# START OF STORED RECORDS
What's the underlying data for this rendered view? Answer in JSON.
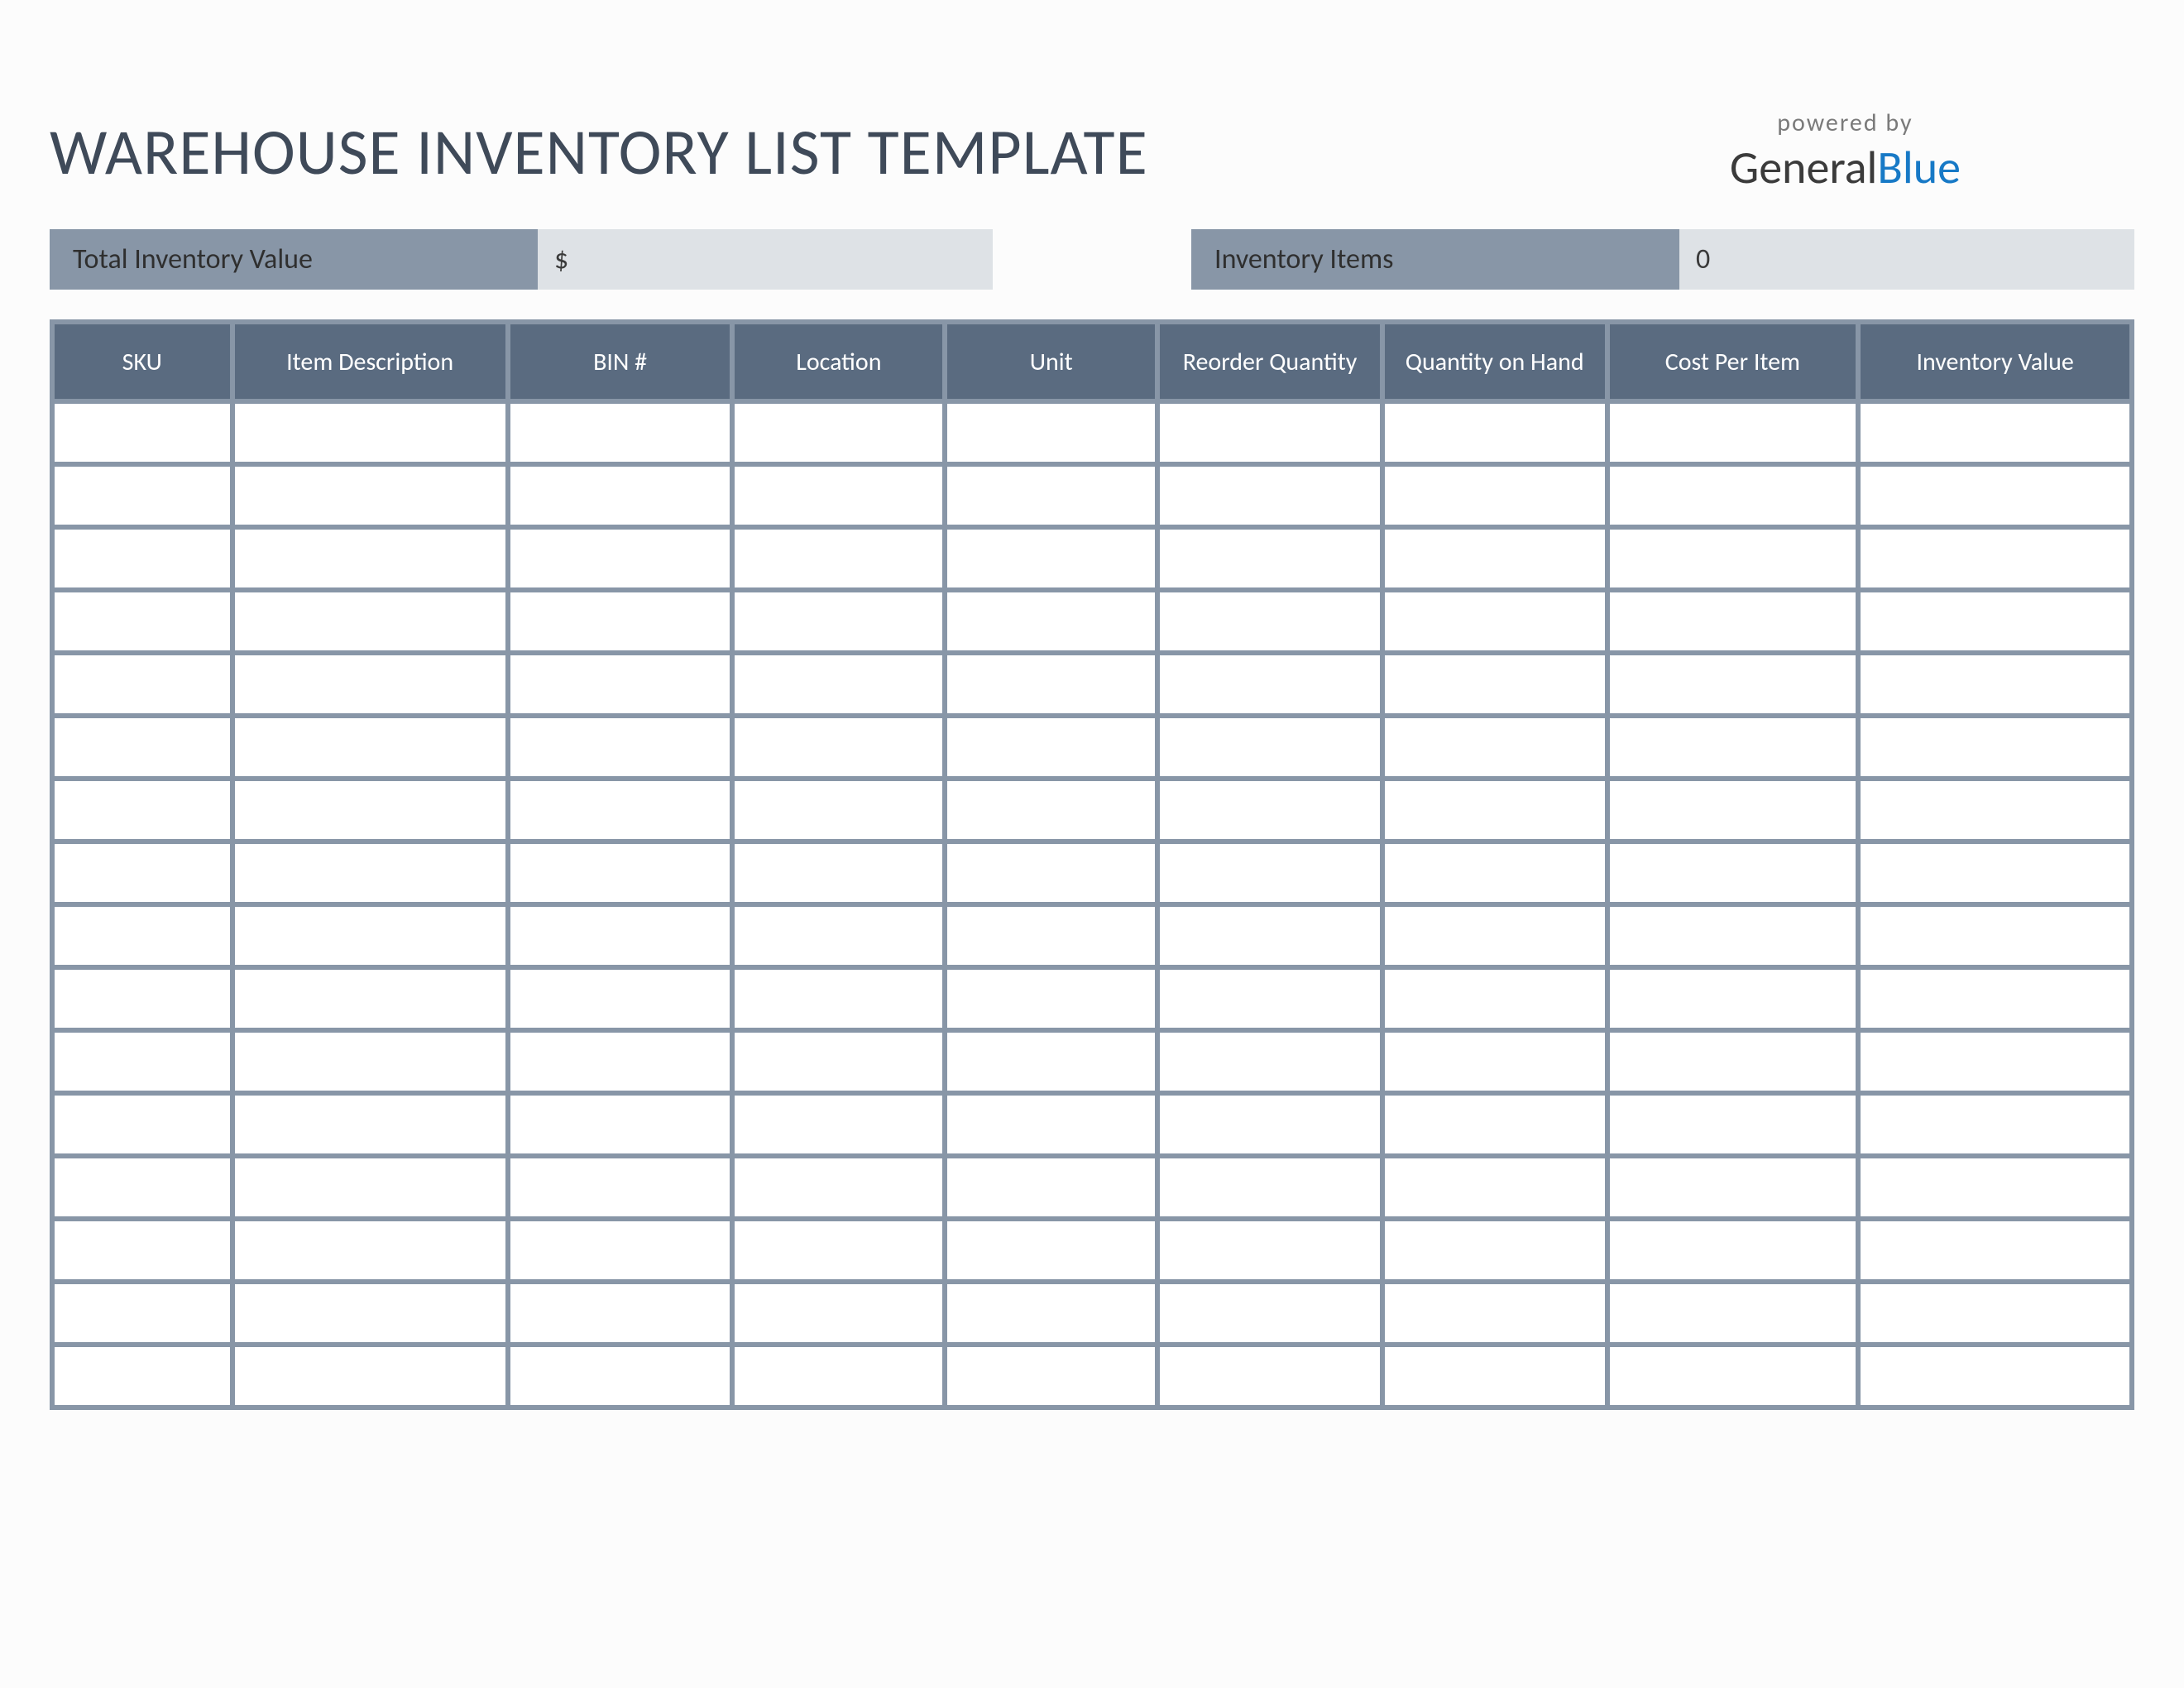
{
  "title": "WAREHOUSE INVENTORY LIST TEMPLATE",
  "logo": {
    "sub": "powered by",
    "main_left": "General",
    "main_right": "Blue"
  },
  "summary": {
    "total_label": "Total Inventory Value",
    "total_value": "$",
    "items_label": "Inventory Items",
    "items_value": "0"
  },
  "columns": [
    "SKU",
    "Item Description",
    "BIN #",
    "Location",
    "Unit",
    "Reorder Quantity",
    "Quantity on Hand",
    "Cost Per Item",
    "Inventory Value"
  ],
  "row_count": 16
}
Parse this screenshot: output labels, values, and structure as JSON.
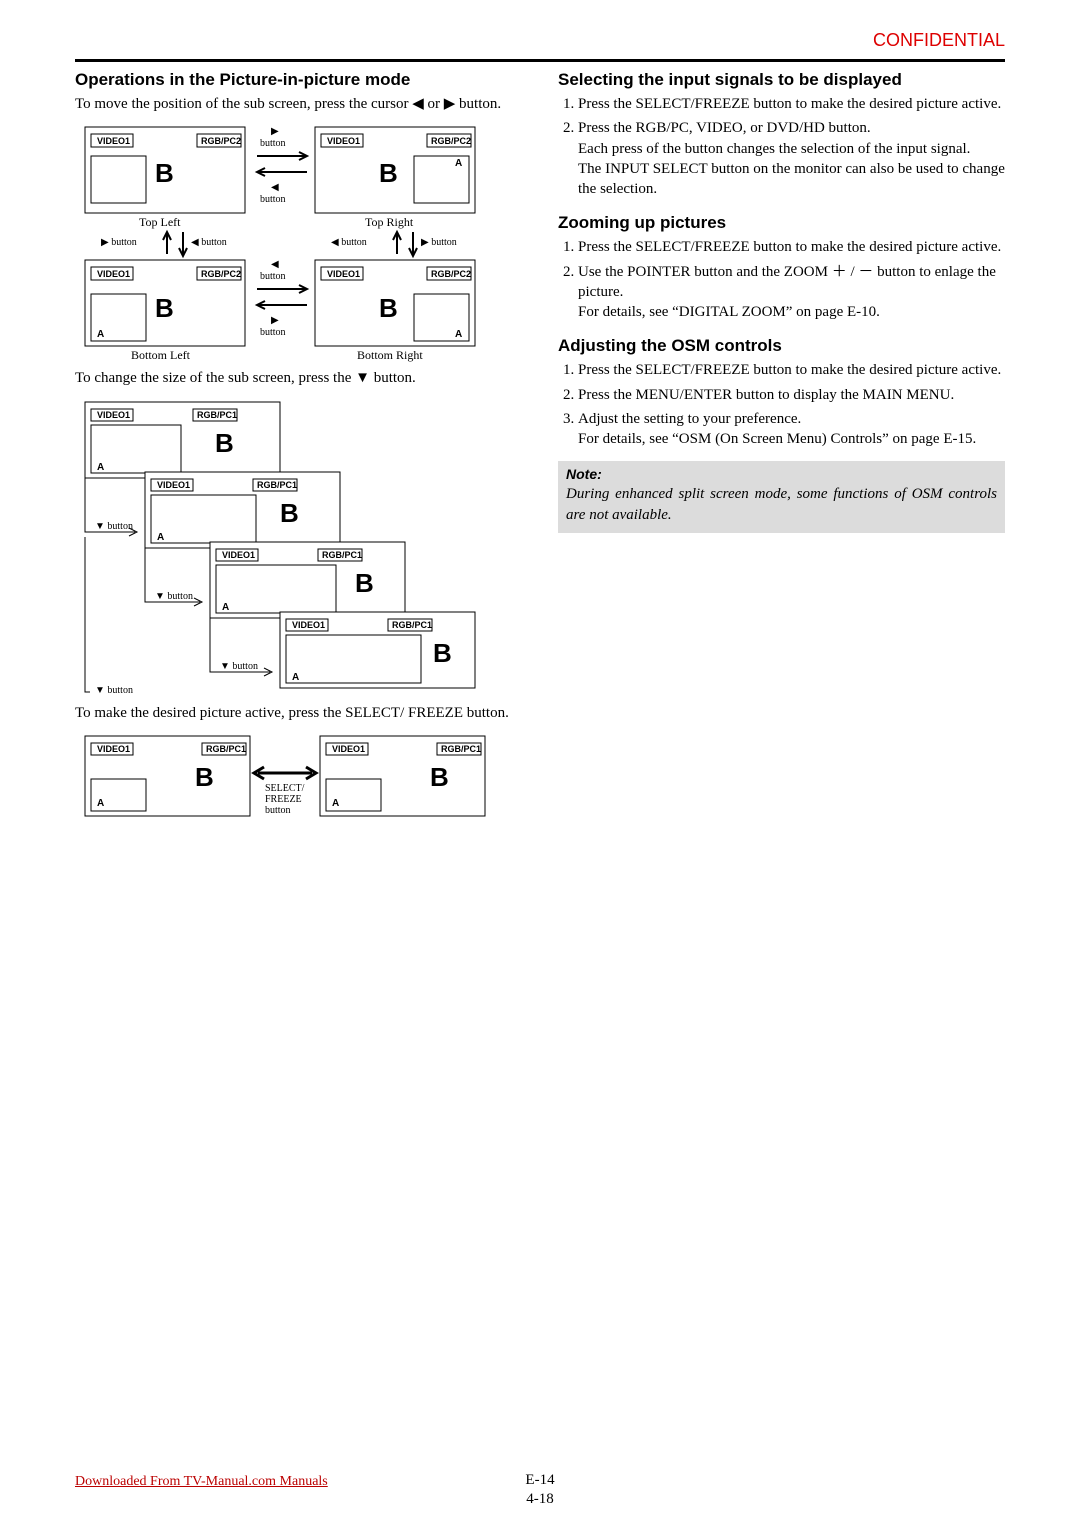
# END OF STORED RECORDS
■ PROBLEM TO WORK ON
Write out all the entries again, word for word, and print no images.

■ EXERCISE RESPONSE
What's the underlying data for this rendered view? Answer in JSON.
{
  "title": "WAREHOUSE INVENTORY LIST TEMPLATE",
  "logo": {
    "sub": "powered by",
    "main_left": "General",
    "main_right": "Blue"
  },
  "summary": {
    "total_label": "Total Inventory Value",
    "total_value": "$",
    "items_label": "Inventory Items",
    "items_value": "0"
  },
  "columns": [
    "SKU",
    "Item Description",
    "BIN #",
    "Location",
    "Unit",
    "Reorder Quantity",
    "Quantity on Hand",
    "Cost Per Item",
    "Inventory Value"
  ],
  "row_count": 16
}
Parse this screenshot: output labels, values, and structure as JSON.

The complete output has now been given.